所给文本 >>
..........

Sentry 告警配置 #
什么是告警? #
告警是 Sentry 的核心功能之一,帮助团队在问题发生时第一时间收到通知。
text
┌─────────────────────────────────────────────────────────────┐
│ 告警的价值 │
├─────────────────────────────────────────────────────────────┤
│ │
│ 1. 快速响应 │
│ - 问题发生立即通知 │
│ - 减少问题发现时间 │
│ │
│ 2. 减少噪音 │
│ - 智能聚合相同问题 │
│ - 可配置告警频率 │
│ │
│ 3. 多渠道通知 │
│ - 邮件 │
│ - Slack │
│ - PagerDuty │
│ - 自定义 Webhook │
│ │
│ 4. 分级告警 │
│ - 不同级别不同处理 │
│ - 按需升级 │
│ │
└─────────────────────────────────────────────────────────────┘
告警规则 #
规则类型 #
text
┌─────────────────────────────────────────────────────────────┐
│ 告警规则类型 │
├─────────────────────────────────────────────────────────────┤
│ │
│ 1. Issue 告警 │
│ - 新问题出现 │
│ - 问题频率增加 │
│ - 问题状态变化 │
│ │
│ 2. 错误频率告警 │
│ - 错误数量超过阈值 │
│ - 错误率上升 │
│ │
│ 3. 性能告警 │
│ - 响应时间过长 │
│ - Crash Free Rate 下降 │
│ │
│ 4. Release 告警 │
│ - 新版本问题 │
│ - 部署失败 │
│ │
└─────────────────────────────────────────────────────────────┘
创建告警规则 #
在 Sentry 控制台:
- 进入 Settings → Projects → 选择项目 → Alerts
- 点击 New Alert Rule
- 选择规则类型
- 配置条件和动作
Issue 告警规则 #
yaml
# Issue 告警规则示例
name: "High Priority Issues"
conditions:
# 条件1: 问题级别为 error 或 fatal
- type: level
match: is
values: [error, fatal]
# 条件2: 问题首次出现
- type: first_seen
match: is
value: true
# 条件3: 影响用户数超过 10
- type: users_affected
match: greater_or_equal
value: 10
actions:
- type: email
targets: ["dev-team@example.com"]
- type: slack
channel: "#alerts"
频率告警规则 #
yaml
# 频率告警规则示例
name: "Error Rate Spike"
conditions:
# 10分钟内错误数超过 100
- type: event_frequency
comparison: greater_or_equal
value: 100
interval: 10m
actions:
- type: email
targets: ["oncall@example.com"]
- type: pagerduty
service_key: "${PAGERDUTY_SERVICE_KEY}"
性能告警规则 #
yaml
# 性能告警规则示例
name: "Slow API Response"

..........

完成下列练习 >>
1. 列出 Sentry 告警配置一文中"告警规则类型"框内所列的全部规则类型。
2. 请从 Sentry 告警配置一文的最后一行接着往下写。

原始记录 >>
..........

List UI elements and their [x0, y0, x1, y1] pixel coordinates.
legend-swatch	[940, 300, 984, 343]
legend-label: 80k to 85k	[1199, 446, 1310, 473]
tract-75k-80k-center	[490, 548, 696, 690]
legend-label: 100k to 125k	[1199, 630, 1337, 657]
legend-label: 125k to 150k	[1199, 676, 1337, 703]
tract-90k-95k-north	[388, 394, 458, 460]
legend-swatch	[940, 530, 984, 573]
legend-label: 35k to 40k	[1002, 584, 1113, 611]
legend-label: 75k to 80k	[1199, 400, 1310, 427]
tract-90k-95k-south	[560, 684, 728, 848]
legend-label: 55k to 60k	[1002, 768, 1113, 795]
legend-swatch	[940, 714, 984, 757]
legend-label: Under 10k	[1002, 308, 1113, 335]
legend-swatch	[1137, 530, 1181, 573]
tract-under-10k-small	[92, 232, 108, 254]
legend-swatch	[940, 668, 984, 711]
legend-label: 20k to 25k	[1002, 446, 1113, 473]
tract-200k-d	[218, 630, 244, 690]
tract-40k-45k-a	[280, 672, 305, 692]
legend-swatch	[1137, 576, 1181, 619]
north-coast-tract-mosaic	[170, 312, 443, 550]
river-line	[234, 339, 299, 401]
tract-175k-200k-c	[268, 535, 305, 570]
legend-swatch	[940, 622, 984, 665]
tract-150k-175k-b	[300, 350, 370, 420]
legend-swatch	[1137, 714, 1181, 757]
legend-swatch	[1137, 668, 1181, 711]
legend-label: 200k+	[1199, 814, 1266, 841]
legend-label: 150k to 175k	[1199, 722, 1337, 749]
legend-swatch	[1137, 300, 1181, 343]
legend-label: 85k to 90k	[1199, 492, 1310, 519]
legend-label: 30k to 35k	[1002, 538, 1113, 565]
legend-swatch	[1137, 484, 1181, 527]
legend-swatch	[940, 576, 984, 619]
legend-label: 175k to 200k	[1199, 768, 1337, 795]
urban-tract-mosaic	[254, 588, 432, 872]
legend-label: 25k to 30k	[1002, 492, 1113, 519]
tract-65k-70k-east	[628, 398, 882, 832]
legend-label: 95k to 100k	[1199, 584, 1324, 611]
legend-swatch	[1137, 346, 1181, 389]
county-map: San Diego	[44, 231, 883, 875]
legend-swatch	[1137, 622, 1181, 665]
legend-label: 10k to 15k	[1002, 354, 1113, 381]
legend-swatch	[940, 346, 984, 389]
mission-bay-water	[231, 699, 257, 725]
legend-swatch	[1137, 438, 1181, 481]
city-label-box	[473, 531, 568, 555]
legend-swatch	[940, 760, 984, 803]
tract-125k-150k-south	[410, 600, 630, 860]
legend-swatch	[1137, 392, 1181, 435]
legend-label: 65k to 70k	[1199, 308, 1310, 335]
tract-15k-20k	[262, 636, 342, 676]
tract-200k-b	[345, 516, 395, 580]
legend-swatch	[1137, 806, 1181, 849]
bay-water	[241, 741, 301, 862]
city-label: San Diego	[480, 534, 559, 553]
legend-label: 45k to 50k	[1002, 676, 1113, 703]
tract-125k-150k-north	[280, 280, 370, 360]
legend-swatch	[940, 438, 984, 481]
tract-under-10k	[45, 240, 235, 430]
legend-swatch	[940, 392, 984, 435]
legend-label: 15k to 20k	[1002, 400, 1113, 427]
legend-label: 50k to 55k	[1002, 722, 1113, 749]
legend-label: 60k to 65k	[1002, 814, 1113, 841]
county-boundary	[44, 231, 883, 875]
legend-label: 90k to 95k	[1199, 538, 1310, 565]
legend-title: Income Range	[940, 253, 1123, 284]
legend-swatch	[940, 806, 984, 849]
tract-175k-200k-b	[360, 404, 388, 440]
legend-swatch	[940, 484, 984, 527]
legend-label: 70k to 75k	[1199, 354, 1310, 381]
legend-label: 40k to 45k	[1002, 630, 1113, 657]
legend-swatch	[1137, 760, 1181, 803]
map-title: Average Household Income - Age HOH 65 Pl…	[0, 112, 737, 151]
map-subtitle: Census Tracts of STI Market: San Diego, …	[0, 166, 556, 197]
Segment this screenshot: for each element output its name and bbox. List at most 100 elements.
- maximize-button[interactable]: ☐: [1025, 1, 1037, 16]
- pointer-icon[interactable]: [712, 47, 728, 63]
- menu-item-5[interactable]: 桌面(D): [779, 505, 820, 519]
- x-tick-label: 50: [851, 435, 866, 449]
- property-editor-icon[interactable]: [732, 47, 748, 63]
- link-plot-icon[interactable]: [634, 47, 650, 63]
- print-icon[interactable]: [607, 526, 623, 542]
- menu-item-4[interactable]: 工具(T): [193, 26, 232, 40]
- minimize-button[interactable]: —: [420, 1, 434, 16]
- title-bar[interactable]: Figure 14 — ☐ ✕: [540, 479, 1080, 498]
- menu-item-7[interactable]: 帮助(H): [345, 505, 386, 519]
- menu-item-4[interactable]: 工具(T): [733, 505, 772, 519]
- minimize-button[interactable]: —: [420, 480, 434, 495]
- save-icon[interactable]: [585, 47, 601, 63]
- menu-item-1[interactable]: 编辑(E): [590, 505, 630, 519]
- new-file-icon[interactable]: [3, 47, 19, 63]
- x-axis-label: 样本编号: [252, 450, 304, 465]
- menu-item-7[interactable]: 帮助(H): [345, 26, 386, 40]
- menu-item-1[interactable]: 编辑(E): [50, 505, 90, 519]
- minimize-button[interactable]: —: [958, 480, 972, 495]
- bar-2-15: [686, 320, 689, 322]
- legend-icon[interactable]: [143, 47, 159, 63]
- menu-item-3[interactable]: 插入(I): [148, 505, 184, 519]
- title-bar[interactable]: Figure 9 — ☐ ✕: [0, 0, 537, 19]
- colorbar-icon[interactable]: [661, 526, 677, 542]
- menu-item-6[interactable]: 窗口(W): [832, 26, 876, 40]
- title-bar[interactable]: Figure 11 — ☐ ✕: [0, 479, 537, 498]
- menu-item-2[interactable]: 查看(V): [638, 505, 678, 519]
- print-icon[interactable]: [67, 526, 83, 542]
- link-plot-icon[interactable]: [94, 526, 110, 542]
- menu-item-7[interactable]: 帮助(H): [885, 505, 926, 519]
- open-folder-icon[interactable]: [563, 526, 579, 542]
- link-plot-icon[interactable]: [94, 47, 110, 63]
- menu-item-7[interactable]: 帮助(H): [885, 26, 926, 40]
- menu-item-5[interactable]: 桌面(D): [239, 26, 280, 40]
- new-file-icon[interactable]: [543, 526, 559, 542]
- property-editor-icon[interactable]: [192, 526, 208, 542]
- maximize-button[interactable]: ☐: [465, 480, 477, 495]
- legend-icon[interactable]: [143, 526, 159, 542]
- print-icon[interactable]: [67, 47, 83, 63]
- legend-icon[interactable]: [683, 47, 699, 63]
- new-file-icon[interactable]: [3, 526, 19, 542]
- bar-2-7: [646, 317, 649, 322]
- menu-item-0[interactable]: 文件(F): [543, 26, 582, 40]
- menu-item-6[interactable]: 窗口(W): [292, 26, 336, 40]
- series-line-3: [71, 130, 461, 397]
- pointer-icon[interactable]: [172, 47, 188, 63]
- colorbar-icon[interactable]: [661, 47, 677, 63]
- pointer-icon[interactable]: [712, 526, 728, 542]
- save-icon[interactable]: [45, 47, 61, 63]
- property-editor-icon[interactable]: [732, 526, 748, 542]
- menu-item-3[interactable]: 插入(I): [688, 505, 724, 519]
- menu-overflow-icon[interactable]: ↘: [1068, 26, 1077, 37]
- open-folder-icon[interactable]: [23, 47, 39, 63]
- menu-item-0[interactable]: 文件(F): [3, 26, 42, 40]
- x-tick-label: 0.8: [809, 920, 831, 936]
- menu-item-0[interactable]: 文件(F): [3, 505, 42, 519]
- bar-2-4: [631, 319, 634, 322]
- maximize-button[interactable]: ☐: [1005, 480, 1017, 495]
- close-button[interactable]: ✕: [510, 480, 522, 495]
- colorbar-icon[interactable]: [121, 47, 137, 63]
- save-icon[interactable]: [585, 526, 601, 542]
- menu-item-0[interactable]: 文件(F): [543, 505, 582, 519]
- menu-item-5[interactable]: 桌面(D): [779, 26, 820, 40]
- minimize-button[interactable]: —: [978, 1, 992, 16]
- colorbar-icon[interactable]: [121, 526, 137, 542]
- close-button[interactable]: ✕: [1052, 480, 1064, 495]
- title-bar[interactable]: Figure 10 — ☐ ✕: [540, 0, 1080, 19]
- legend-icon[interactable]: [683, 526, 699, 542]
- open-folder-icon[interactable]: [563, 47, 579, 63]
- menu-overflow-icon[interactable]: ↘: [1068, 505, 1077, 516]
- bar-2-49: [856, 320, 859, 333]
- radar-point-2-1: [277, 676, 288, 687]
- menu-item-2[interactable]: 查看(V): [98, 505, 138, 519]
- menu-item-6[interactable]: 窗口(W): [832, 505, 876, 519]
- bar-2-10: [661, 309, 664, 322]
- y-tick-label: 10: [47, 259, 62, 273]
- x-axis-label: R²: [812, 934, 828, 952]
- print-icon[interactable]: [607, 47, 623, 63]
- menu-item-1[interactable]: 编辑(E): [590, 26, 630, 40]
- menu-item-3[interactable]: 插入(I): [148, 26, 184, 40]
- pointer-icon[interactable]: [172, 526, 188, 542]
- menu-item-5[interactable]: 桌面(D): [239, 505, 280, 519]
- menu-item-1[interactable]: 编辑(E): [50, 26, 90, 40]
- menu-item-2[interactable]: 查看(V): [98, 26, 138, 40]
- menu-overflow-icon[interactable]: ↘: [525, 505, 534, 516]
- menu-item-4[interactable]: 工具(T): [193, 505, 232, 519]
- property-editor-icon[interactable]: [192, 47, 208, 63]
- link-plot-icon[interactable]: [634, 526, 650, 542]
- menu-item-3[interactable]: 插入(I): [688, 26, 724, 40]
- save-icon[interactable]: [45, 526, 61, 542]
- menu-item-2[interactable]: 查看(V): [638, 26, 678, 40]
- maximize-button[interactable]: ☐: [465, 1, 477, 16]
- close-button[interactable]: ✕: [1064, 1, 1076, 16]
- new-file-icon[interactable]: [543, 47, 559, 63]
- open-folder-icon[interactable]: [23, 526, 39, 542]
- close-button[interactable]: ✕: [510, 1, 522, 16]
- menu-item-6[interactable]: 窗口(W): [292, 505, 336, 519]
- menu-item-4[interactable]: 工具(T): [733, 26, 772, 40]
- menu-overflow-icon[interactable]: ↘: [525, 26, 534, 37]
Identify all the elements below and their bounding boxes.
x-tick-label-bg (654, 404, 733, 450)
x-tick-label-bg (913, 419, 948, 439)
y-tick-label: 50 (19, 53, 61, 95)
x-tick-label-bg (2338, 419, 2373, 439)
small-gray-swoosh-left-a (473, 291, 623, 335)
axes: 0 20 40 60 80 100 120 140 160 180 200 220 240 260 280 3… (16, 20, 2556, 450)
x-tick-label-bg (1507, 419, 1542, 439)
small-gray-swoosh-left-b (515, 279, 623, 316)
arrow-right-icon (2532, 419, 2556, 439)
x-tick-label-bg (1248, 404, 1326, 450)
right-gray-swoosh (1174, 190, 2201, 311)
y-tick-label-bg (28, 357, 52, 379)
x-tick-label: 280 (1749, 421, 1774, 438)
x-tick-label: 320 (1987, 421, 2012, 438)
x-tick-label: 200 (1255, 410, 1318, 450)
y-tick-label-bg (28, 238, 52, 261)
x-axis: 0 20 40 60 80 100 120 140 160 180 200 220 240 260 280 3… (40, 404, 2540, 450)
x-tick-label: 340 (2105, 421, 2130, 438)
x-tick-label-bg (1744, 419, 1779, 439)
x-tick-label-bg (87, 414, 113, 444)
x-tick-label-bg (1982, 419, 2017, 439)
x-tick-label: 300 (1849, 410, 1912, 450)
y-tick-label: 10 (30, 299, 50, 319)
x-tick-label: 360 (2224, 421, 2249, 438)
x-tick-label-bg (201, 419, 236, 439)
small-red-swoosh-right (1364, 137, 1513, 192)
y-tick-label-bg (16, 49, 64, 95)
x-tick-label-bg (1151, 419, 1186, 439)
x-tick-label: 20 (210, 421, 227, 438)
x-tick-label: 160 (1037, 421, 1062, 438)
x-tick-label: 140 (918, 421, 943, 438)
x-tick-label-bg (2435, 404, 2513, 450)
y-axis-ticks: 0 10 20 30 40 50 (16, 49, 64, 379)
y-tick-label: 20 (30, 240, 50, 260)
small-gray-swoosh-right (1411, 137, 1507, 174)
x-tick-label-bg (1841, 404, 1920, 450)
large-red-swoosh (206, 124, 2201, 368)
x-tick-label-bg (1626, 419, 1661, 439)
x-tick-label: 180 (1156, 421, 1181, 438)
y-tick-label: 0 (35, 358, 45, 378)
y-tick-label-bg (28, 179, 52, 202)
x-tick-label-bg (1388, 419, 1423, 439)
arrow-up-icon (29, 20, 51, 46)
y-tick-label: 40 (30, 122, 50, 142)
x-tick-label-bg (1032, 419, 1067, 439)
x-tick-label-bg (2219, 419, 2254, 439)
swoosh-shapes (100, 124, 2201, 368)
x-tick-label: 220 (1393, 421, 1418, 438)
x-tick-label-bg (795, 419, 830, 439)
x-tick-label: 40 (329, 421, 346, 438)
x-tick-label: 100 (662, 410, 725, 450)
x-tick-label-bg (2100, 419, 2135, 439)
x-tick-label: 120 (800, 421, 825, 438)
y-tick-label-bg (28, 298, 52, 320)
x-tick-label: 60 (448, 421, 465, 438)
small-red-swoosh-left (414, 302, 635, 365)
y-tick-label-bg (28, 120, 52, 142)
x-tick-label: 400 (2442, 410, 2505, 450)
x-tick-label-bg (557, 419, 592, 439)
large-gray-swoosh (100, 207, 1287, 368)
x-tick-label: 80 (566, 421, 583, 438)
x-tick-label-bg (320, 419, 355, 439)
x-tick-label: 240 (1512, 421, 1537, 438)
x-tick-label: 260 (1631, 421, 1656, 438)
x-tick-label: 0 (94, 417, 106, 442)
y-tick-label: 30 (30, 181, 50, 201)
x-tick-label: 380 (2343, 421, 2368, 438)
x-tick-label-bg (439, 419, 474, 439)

..........

参考答案 >>
1. Issue 告警、错误频率告警、性能告警、Release 告警。

2.
conditions:
# P95 响应时间超过 1 秒
- type: transaction_duration
comparison: greater_than
value: 1000 # 毫秒
percentile: 95
actions:
- type: slack
channel: "#performance"
通知渠道 #
邮件通知 #
yaml
# 邮件配置
actions:
- type: email
targets:
- "dev-team@example.com"
- "oncall@example.com"
# 邮件频率限制
frequency: 5m # 每 5 分钟最多发送一次
Slack 集成 #
安装 Slack 集成 #
- 进入 Settings → Integrations
- 找到 Slack 并点击 Add Integration
- 授权 Sentry 访问 Slack 工作区
- 选择要发送通知的频道
配置 Slack 告警 #
yaml
# Slack 告警配置
actions:
- type: slack
channel: "#alerts"
# 自定义消息格式
blocks:
- type: header
text:
type: plain_text
text: "🚨 {{ issue.title }}"
- type: section
fields:
- type: mrkdwn
text: "*Environment:*\n{{ environment }}"
- type: mrkdwn
text: "*Release:*\n{{ release }}"
- type: actions
elements:
- type: button
text:
type: plain_text
text: "View Issue"
url: "{{ issue.url }}"
PagerDuty 集成 #
yaml
# PagerDuty 配置
actions:
- type: pagerduty
service_key: "${PAGERDUTY_SERVICE_KEY}"
# 严重级别映射
severity_mapping:
fatal: critical
error: error
warning: warning
Webhook 集成 #
yaml
# Webhook 配置
actions:
- type: webhook
url: "https://api.example.com/sentry-webhook"
method: POST
headers:
Authorization: "Bearer ${WEBHOOK_TOKEN}"
Content-Type: "application/json"
body: |
{
"event_id": "{{ event_id }}",
"issue_id": "{{ issue_id }}",
"title": "{{ issue.title }}",
"level": "{{ level }}",
"environment": "{{ environment }}",
"url": "{{ issue.url }}"
}
Webhook 接收示例 #
javascript
// Node.js Express 接收 Webhook
const express = require("express");
const crypto = require("crypto");
const app = express();
app.post("/sentry-webhook", express.json(), (req, res) => {
// 验证签名
const signature = req.headers["sentry-hook-signature"];
const expectedSignature = crypto
.createHmac("sha256", process.env.SENTRY_WEBHOOK_SECRET)
.update(JSON.stringify(req.body))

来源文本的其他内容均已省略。